### PAGE
------------------------------------

Things change. And in criminal law, sometimes things change because the Supreme Court of the United States changes them.

Last month, we got a heads up that SCOTUS may be changing the law that controls when a police officer can search someone’s car.   That’s because the High Court started its new term right off the bat with two big criminal cases:  Collins v. Virginia and Byrd v. United States.   Both deal with interpretation of the Fourth Amendment.

Note:  We’ve already discussed another big criminal case that’s coming down from SCOTUS in Carpenter.  See “Do Police Need Search Warrants to Access Digital Information?  The Importance of Carpenter v. United States.”


Police and Your Car

First, some backstory.  SCOTUS has already made it clear to law enforcement in this country that under the Fourth Amendment’s protections against unreasonable search and seizure, things are different when the police want to search your home versus your car.

Whether you agree or not, SCOTUS has ruled that there is less of an expectation of privacy in a motor vehicle than in a dwelling.  If you are cruising along in a car, truck, minivan, or recreational vehicle, then the federal constitution privacy protections provide you less protection.

To the police officer who pulls someone over in Plano or Denton or Fort Worth, this means he can search your vehicle as long as he has “probable cause” to believe that there’s evidence of a crime in the vehicle.  If that same police officer is standing on your doorstep with the same suspicion, then he has to get a search warrant where a judge reviews his “probable cause” belief and confirms it before your privacy can be invaded.

This is called the “automobile exception” to his need to get a search warrant.

Now, here’s what is happening.

Fourth Amendment

Your right to privacy is balanced against the right of law enforcement to investigate crime and prosecute those who violate the laws through search and seizure under the Fourth Amendment to the United States Constitution, which states:

The right of the people to be secure in their persons, houses, papers, and effects, against unreasonable searches and seizures, shall not be violated, and no Warrants shall issue, but upon probable cause, supported by Oath or affirmation, and particularly describing the place to be searched, and the persons or things to be seized.

Collins v. Virginia

This case comes out of the Virginia courts (790 SE2d 611), with Petition for Writ of Certiorari filed on February 21, 2017 (read it here).

The issue in Collins v. Virginia is thisWhether the Fourth Amendment’s automobile exception permits a police officer, uninvited and without a warrant, to enter private property, approach a house and search a vehicle parked a few feet from the house.

In Collins, the story began when Ryan Collins was at his girlfriend’s house.  Officers with the Albemarle County Police Department suspected Collins of evading them in a couple of high speed chases on his motorcycle.  So, after surfing around on Facebook and discovering the girlfriend’s residence on Collins’ Facebook page, they went over to the girlfriend’s house.

------------------------------------

### GIVEN PROBLEM 1
Find each line in the records that contains the string "备注信息", and copy those lines out.
The records are unrelated to the article above.

### DATA TO PROCESS
------------------------------------

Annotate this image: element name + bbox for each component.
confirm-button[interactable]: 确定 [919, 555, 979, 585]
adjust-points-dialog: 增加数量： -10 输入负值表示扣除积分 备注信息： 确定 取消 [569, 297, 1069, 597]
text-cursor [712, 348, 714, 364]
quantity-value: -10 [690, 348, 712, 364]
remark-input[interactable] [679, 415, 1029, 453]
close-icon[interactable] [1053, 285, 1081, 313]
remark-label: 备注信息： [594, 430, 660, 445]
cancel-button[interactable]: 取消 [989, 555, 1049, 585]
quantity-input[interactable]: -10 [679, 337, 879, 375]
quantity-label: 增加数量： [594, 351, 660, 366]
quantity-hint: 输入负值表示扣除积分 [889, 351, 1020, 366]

------------------------------------

### GIVEN PROBLEM 2
Return the passage of the Fourth Amendment article from "Now, here’s what" to "to be seized.", copied word for word.

### RESPONSE 1
adjust-points-dialog: 增加数量： -10 输入负值表示扣除积分 备注信息： 确定 取消 [569, 297, 1069, 597]
remark-label: 备注信息： [594, 430, 660, 445]

### RESPONSE 2
Now, here’s what is happening.

Fourth Amendment

Your right to privacy is balanced against the right of law enforcement to investigate crime and prosecute those who violate the laws through search and seizure under the Fourth Amendment to the United States Constitution, which states:

The right of the people to be secure in their persons, houses, papers, and effects, against unreasonable searches and seizures, shall not be violated, and no Warrants shall issue, but upon probable cause, supported by Oath or affirmation, and particularly describing the place to be searched, and the persons or things to be seized.